[Dataset items]
┄┄┄┄┄┄┄┄┄┄

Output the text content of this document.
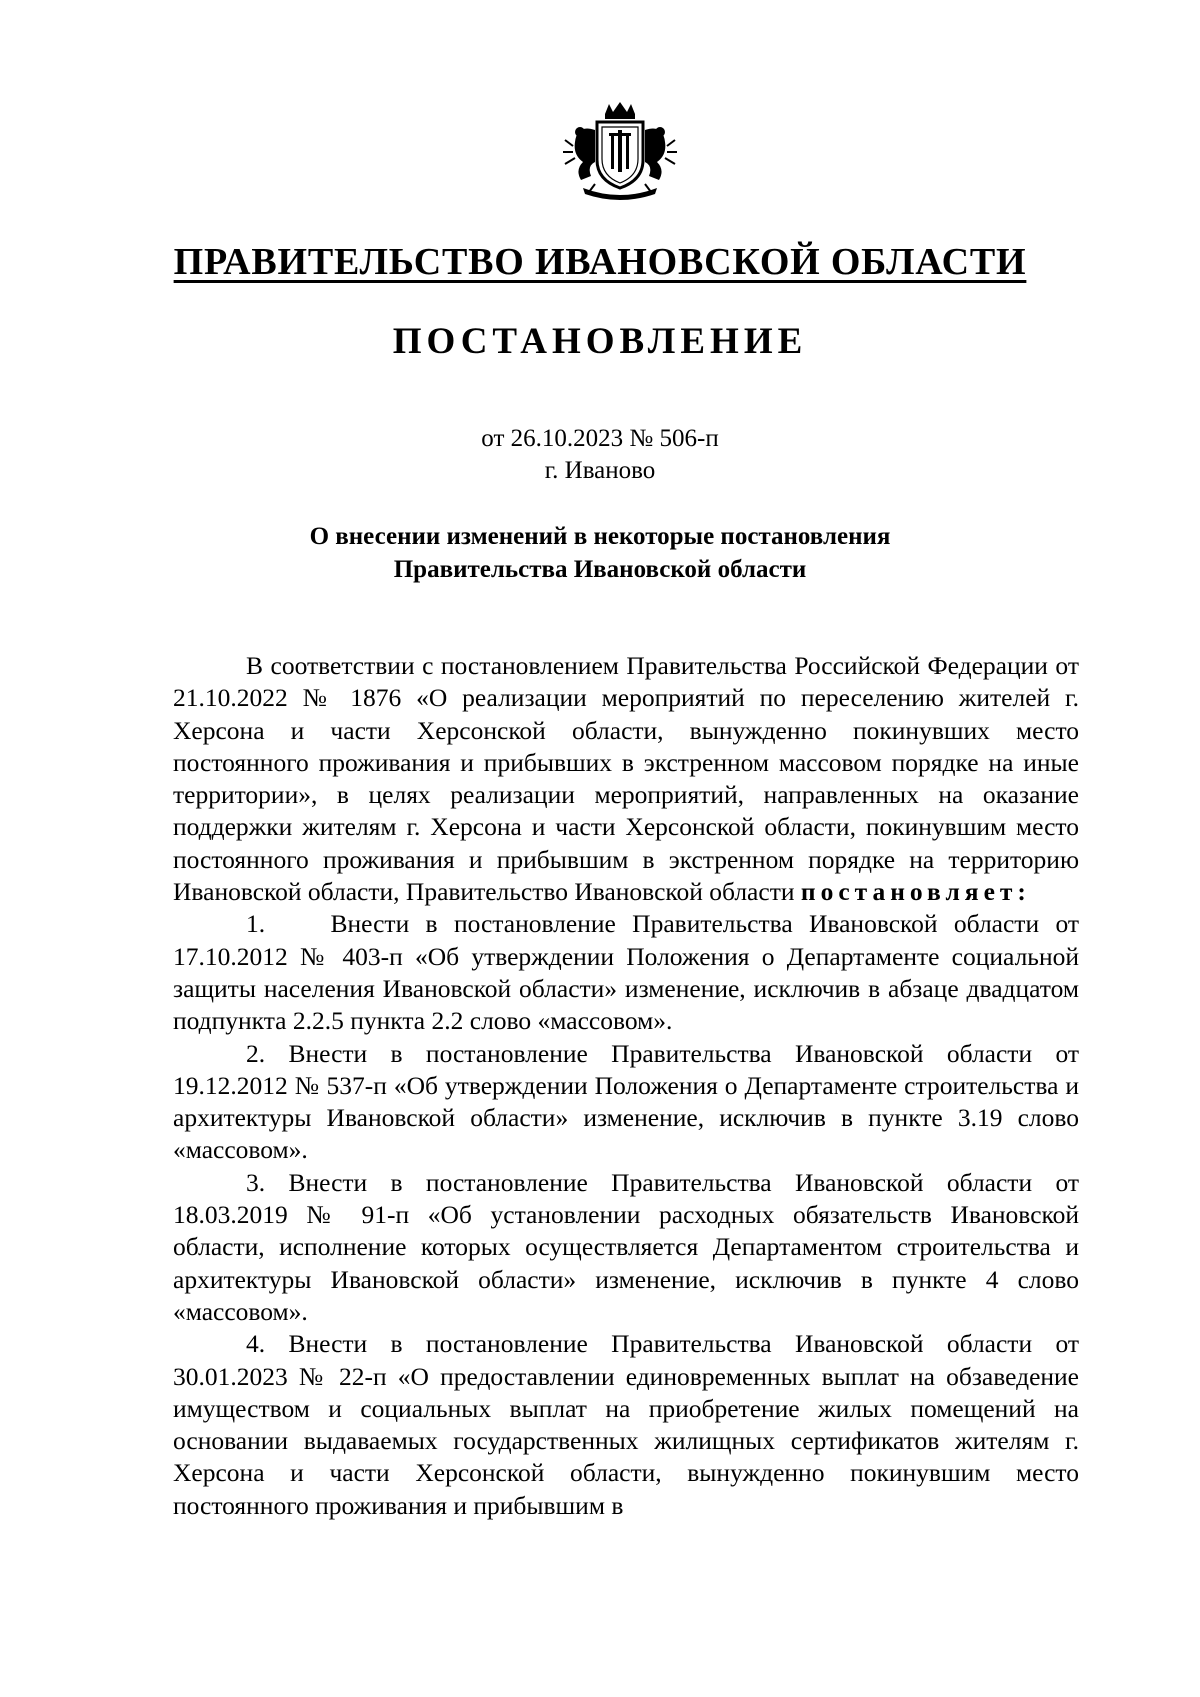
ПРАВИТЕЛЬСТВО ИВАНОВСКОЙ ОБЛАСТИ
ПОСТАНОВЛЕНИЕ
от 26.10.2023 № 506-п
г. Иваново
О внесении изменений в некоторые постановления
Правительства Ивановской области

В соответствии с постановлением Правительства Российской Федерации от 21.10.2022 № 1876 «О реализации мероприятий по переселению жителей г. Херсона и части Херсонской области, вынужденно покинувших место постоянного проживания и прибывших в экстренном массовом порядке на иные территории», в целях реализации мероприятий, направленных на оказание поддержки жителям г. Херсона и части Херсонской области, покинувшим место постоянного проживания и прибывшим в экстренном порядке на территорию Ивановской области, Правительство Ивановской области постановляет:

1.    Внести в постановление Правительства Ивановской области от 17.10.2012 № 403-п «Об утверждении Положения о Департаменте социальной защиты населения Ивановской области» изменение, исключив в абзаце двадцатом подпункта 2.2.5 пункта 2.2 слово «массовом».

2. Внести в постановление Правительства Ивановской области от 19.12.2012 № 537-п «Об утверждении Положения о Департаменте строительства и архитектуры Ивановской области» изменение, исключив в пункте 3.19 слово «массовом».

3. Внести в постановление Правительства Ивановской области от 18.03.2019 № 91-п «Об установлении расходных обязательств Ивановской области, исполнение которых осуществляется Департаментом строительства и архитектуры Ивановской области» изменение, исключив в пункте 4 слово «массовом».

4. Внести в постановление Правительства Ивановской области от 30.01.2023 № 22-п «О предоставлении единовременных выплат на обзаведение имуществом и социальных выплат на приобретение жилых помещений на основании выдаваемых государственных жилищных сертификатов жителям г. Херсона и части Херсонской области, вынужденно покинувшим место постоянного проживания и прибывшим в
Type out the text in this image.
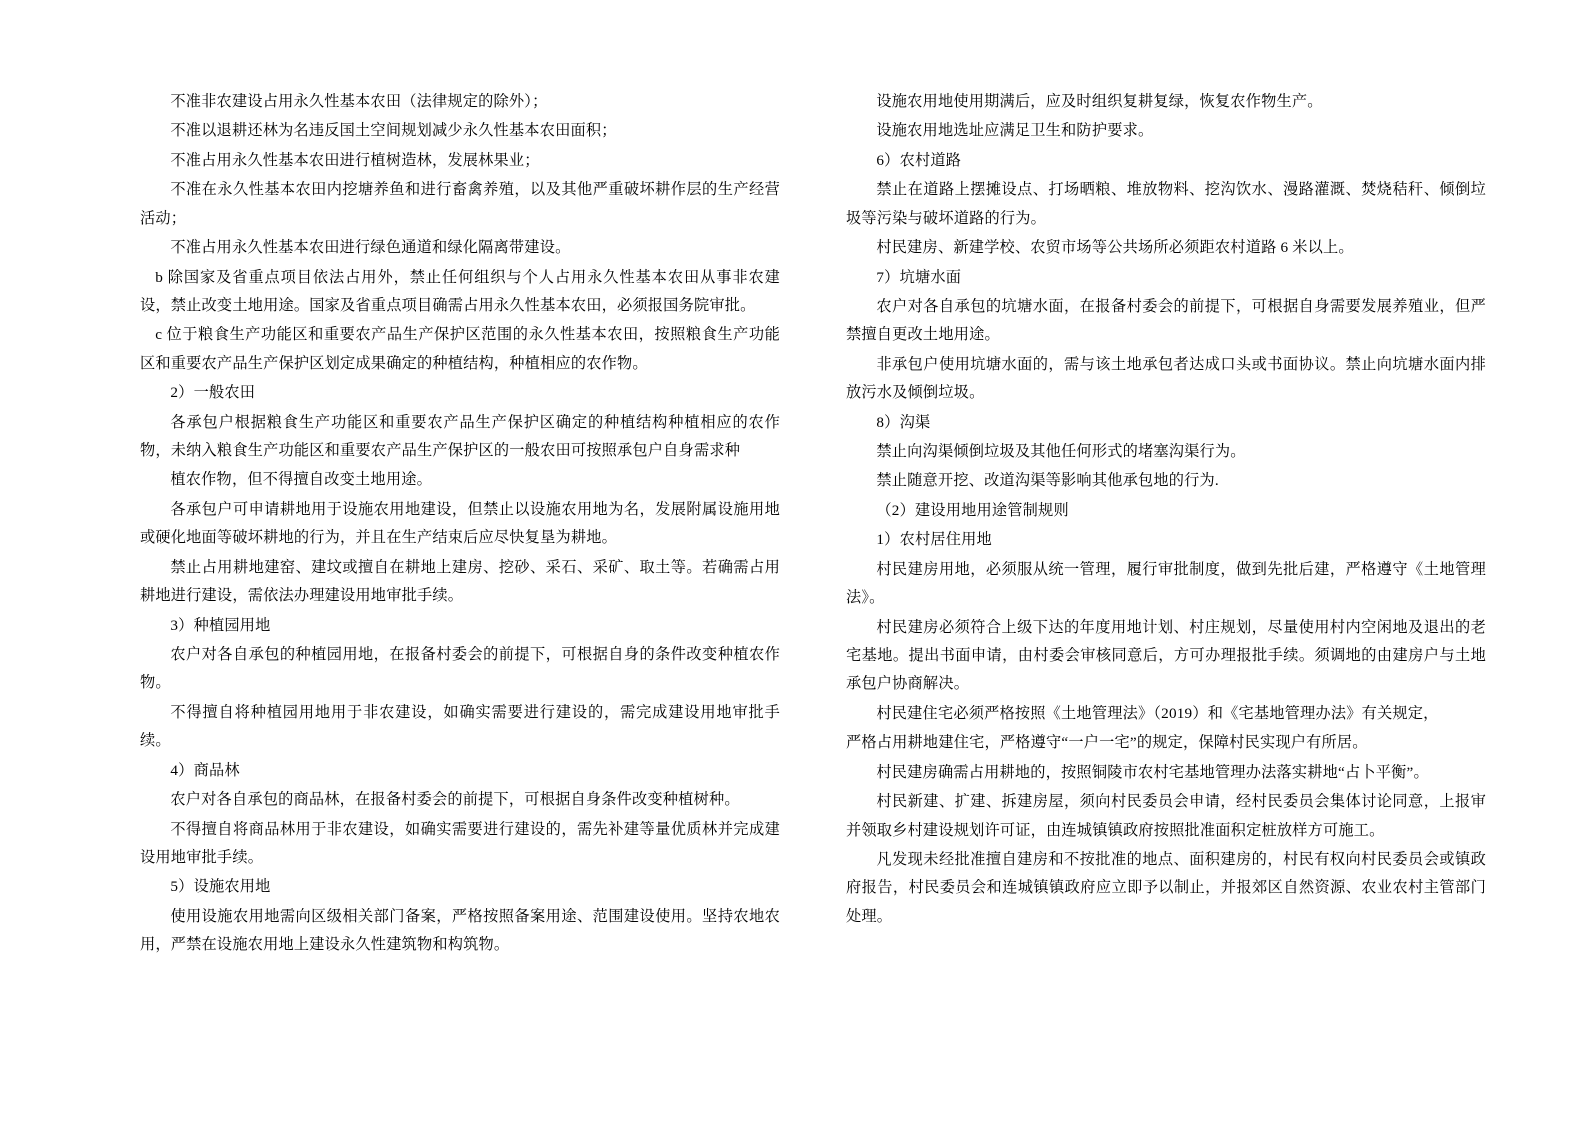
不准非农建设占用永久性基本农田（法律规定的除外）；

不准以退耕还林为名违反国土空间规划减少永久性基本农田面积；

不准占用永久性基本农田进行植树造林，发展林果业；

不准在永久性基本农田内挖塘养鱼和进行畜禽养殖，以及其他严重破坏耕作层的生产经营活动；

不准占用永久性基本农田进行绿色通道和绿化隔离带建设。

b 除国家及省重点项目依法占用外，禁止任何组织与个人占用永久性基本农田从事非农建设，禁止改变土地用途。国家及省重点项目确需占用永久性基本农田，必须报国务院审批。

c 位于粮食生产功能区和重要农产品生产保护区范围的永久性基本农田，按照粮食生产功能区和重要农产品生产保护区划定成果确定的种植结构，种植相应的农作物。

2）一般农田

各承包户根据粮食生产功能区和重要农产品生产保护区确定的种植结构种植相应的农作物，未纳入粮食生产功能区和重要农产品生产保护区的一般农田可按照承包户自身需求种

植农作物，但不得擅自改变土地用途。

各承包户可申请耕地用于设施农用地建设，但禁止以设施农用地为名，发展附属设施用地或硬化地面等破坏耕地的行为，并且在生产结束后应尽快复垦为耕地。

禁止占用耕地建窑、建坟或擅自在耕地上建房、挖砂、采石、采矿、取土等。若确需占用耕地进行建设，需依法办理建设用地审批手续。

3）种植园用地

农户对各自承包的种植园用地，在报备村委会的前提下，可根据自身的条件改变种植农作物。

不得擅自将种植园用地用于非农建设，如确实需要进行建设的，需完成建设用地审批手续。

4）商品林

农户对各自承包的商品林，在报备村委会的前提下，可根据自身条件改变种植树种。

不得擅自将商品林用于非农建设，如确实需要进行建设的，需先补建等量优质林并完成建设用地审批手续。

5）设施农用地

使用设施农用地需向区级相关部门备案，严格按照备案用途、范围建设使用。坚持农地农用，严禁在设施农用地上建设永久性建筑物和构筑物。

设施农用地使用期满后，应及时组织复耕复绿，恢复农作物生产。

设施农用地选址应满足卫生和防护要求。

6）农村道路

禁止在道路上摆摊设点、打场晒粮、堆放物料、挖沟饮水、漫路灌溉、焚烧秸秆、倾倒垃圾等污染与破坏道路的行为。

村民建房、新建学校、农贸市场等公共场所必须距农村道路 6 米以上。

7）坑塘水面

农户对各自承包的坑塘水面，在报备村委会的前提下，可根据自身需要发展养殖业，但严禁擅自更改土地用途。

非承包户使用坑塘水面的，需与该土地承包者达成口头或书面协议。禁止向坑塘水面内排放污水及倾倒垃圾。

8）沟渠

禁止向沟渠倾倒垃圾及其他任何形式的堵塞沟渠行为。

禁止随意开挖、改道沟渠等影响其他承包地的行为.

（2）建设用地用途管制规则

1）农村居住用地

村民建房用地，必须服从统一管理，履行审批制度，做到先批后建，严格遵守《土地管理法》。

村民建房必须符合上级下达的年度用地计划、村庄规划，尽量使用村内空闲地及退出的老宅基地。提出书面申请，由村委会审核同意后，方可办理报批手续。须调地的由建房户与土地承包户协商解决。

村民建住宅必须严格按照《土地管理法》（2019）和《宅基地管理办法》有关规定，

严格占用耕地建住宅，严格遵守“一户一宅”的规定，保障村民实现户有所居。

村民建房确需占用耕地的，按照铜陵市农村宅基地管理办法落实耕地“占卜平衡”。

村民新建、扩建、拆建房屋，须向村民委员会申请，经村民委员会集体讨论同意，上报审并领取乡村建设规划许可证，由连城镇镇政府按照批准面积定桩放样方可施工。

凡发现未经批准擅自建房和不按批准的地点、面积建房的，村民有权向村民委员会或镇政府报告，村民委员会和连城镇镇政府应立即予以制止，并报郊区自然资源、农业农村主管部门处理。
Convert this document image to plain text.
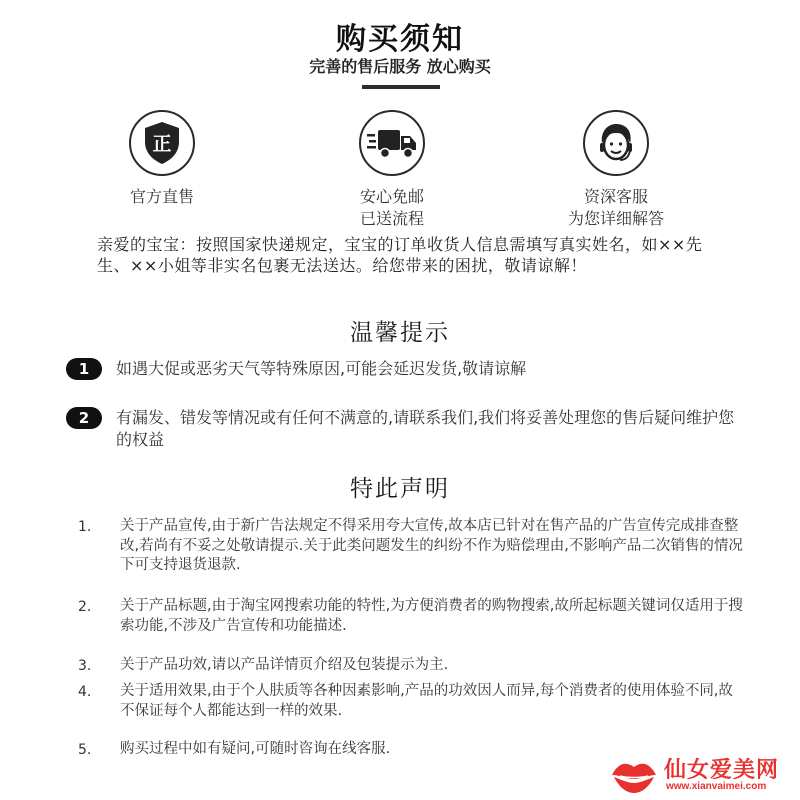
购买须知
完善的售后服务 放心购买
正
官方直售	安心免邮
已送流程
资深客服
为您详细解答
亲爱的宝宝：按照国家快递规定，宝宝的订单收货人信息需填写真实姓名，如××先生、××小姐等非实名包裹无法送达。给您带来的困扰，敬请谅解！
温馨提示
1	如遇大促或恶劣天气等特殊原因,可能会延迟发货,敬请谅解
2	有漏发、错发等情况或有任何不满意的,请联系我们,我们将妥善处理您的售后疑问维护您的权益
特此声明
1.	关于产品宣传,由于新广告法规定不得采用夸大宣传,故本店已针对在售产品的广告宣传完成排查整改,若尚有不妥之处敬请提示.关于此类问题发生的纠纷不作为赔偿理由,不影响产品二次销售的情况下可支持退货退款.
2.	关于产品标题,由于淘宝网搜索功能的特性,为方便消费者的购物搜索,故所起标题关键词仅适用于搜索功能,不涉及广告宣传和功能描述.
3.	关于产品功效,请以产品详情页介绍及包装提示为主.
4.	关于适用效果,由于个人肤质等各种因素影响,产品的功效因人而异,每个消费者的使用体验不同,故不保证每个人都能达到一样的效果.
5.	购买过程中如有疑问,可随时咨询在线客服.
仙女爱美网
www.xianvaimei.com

┄┄┄┄┄┄┄┄┄┄

TO BE DONE:
The required output is the lines from the one containing "Convert this document image to plain text." through the end of the records above, reproduced exactly, with no pictures.

FINISHED ANSWER:
Convert this document image to plain text.
购买须知
完善的售后服务 放心购买
正
官方直售	安心免邮
已送流程
资深客服
为您详细解答
亲爱的宝宝：按照国家快递规定，宝宝的订单收货人信息需填写真实姓名，如××先生、××小姐等非实名包裹无法送达。给您带来的困扰，敬请谅解！
温馨提示
1	如遇大促或恶劣天气等特殊原因,可能会延迟发货,敬请谅解
2	有漏发、错发等情况或有任何不满意的,请联系我们,我们将妥善处理您的售后疑问维护您的权益
特此声明
1.	关于产品宣传,由于新广告法规定不得采用夸大宣传,故本店已针对在售产品的广告宣传完成排查整改,若尚有不妥之处敬请提示.关于此类问题发生的纠纷不作为赔偿理由,不影响产品二次销售的情况下可支持退货退款.
2.	关于产品标题,由于淘宝网搜索功能的特性,为方便消费者的购物搜索,故所起标题关键词仅适用于搜索功能,不涉及广告宣传和功能描述.
3.	关于产品功效,请以产品详情页介绍及包装提示为主.
4.	关于适用效果,由于个人肤质等各种因素影响,产品的功效因人而异,每个消费者的使用体验不同,故不保证每个人都能达到一样的效果.
5.	购买过程中如有疑问,可随时咨询在线客服.
仙女爱美网
www.xianvaimei.com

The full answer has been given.